A range of core supported tools are available to you to produce multimedia content (e.g. video and audio content or lecture capture). Please do not forget that all digital materials for learning and teaching must be accessible by law – see our Digital Accessibility page.

Video content

Canvas Studio is a core video recording and management tool available within Canvas. Our guide on Producing Video Content Using Canvas Studio (in our Hybrid Active Learning (HAL) canvas course) includes recording videos in Canvas Studio for online asynchronous activities and embedding multiple choice questions within videos for formative assessment. You can also ask students to use Canvas Studio to produce multimedia as part of an assignment or collaborative learning task.

Audio Content

For learning and teaching purposes, audio content can include such digital materials as podcasts, voice recordings and notes, interviews, discussions or audio instructions. See our guide on Producing Audio Content (HAL Canvas course), including guidance on available software to record audio at the University, getting the best sound quality, and a guide on recording a podcast.

+ + + +

*Given task 1*
Reproduce the passage on multimedia tools from "A range of core" up to and including "collaborative learning task.".
*Given task 2*
Write out the lines of the listing from its first line up to and including the line with "meadow-main-blob [471,313,654,409]".
The listing has no connection to the text about multimedia tools.

+ + + +

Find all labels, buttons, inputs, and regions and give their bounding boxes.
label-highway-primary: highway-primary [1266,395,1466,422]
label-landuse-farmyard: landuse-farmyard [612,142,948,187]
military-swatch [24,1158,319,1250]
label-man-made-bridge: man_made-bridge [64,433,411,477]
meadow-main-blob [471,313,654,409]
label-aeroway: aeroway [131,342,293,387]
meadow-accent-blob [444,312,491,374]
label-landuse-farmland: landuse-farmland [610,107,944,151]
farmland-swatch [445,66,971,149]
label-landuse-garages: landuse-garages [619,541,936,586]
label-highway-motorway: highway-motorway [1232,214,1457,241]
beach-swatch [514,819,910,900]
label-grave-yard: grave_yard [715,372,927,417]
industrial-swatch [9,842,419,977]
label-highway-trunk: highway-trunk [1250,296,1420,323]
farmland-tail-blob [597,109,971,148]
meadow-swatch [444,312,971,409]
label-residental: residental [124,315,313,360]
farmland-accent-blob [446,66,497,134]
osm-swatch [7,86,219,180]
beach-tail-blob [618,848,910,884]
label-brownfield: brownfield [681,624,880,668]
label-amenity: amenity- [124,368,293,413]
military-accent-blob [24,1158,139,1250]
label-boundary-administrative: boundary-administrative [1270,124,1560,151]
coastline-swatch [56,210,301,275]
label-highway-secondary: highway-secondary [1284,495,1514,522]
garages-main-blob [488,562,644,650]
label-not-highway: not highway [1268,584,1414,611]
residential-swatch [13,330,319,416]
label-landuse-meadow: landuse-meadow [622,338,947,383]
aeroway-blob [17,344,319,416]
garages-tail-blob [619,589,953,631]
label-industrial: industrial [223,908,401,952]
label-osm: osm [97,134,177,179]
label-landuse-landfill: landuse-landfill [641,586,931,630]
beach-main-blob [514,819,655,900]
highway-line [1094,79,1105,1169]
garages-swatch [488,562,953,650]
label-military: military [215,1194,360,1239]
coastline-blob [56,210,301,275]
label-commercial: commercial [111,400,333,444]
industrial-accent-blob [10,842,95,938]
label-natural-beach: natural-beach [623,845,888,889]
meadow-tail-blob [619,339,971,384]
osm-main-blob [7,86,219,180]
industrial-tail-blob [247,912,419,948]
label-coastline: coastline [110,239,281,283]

+ + + +

*Solution 1*
A range of core supported tools are available to you to produce multimedia content (e.g. video and audio content or lecture capture). Please do not forget that all digital materials for learning and teaching must be accessible by law – see our Digital Accessibility page.

Video content

Canvas Studio is a core video recording and management tool available within Canvas. Our guide on Producing Video Content Using Canvas Studio (in our Hybrid Active Learning (HAL) canvas course) includes recording videos in Canvas Studio for online asynchronous activities and embedding multiple choice questions within videos for formative assessment. You can also ask students to use Canvas Studio to produce multimedia as part of an assignment or collaborative learning task.

*Solution 2*
Find all labels, buttons, inputs, and regions and give their bounding boxes.
label-highway-primary: highway-primary [1266,395,1466,422]
label-landuse-farmyard: landuse-farmyard [612,142,948,187]
military-swatch [24,1158,319,1250]
label-man-made-bridge: man_made-bridge [64,433,411,477]
meadow-main-blob [471,313,654,409]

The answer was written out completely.